*Entries provided*
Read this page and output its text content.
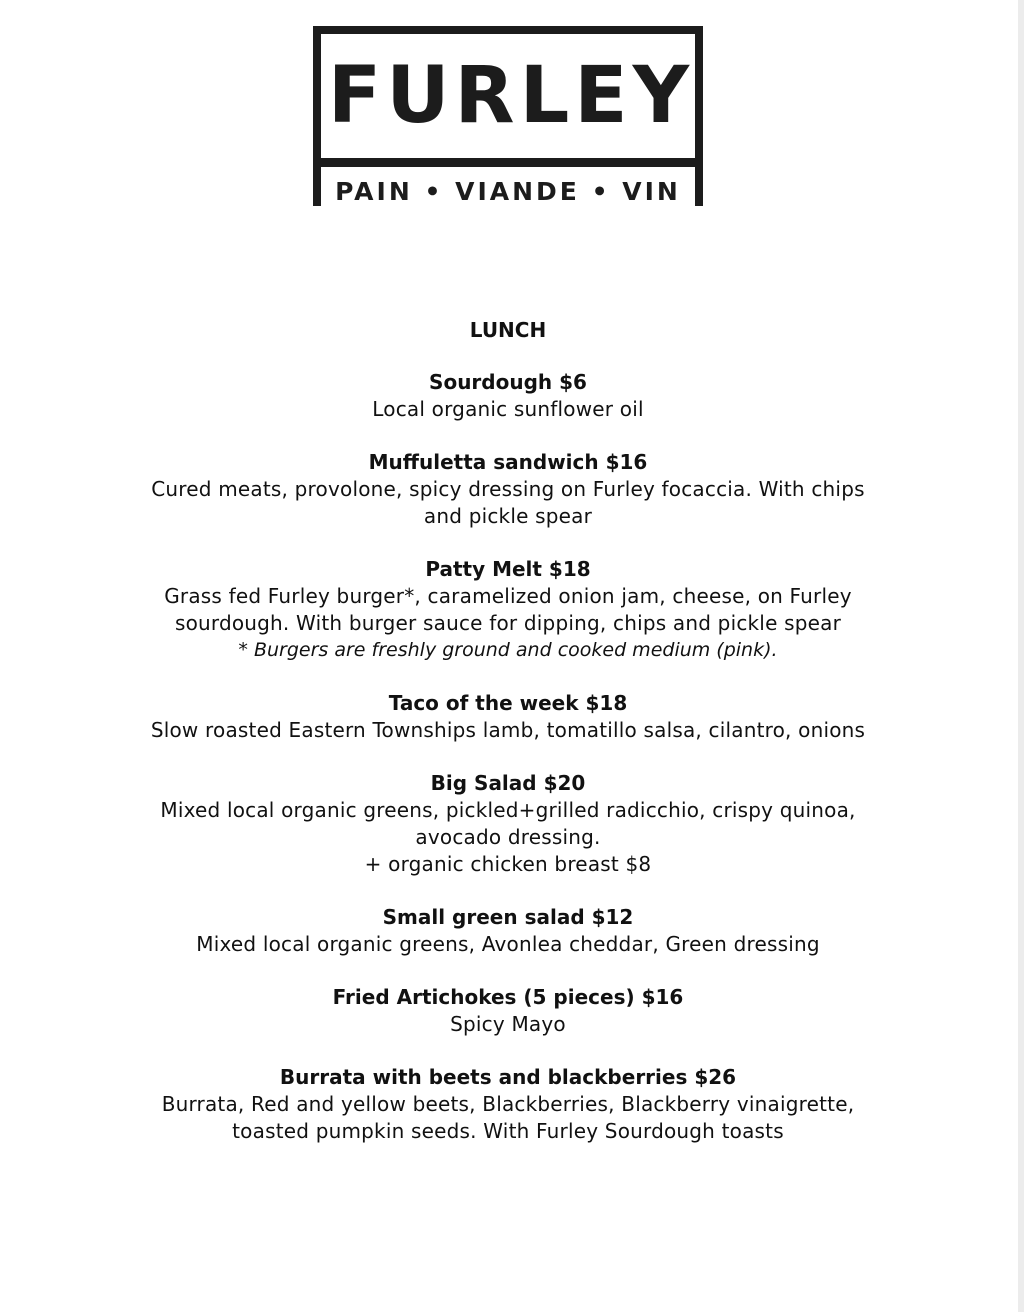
FURLEY
PAIN • VIANDE • VIN
LUNCH
Sourdough $6
Local organic sunflower oil
Muffuletta sandwich $16
Cured meats, provolone, spicy dressing on Furley focaccia. With chips
and pickle spear
Patty Melt $18
Grass fed Furley burger*, caramelized onion jam, cheese, on Furley
sourdough. With burger sauce for dipping, chips and pickle spear
* Burgers are freshly ground and cooked medium (pink).
Taco of the week $18
Slow roasted Eastern Townships lamb, tomatillo salsa, cilantro, onions
Big Salad $20
Mixed local organic greens, pickled+grilled radicchio, crispy quinoa,
avocado dressing.
+ organic chicken breast $8
Small green salad $12
Mixed local organic greens, Avonlea cheddar, Green dressing
Fried Artichokes (5 pieces) $16
Spicy Mayo
Burrata with beets and blackberries $26
Burrata, Red and yellow beets, Blackberries, Blackberry vinaigrette,
toasted pumpkin seeds. With Furley Sourdough toasts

*The request*
Print all of the records shown above exactly, leaving out each picture.

*Exercise output*
Read this page and output its text content.
FURLEY
PAIN • VIANDE • VIN
LUNCH
Sourdough $6
Local organic sunflower oil
Muffuletta sandwich $16
Cured meats, provolone, spicy dressing on Furley focaccia. With chips
and pickle spear
Patty Melt $18
Grass fed Furley burger*, caramelized onion jam, cheese, on Furley
sourdough. With burger sauce for dipping, chips and pickle spear
* Burgers are freshly ground and cooked medium (pink).
Taco of the week $18
Slow roasted Eastern Townships lamb, tomatillo salsa, cilantro, onions
Big Salad $20
Mixed local organic greens, pickled+grilled radicchio, crispy quinoa,
avocado dressing.
+ organic chicken breast $8
Small green salad $12
Mixed local organic greens, Avonlea cheddar, Green dressing
Fried Artichokes (5 pieces) $16
Spicy Mayo
Burrata with beets and blackberries $26
Burrata, Red and yellow beets, Blackberries, Blackberry vinaigrette,
toasted pumpkin seeds. With Furley Sourdough toasts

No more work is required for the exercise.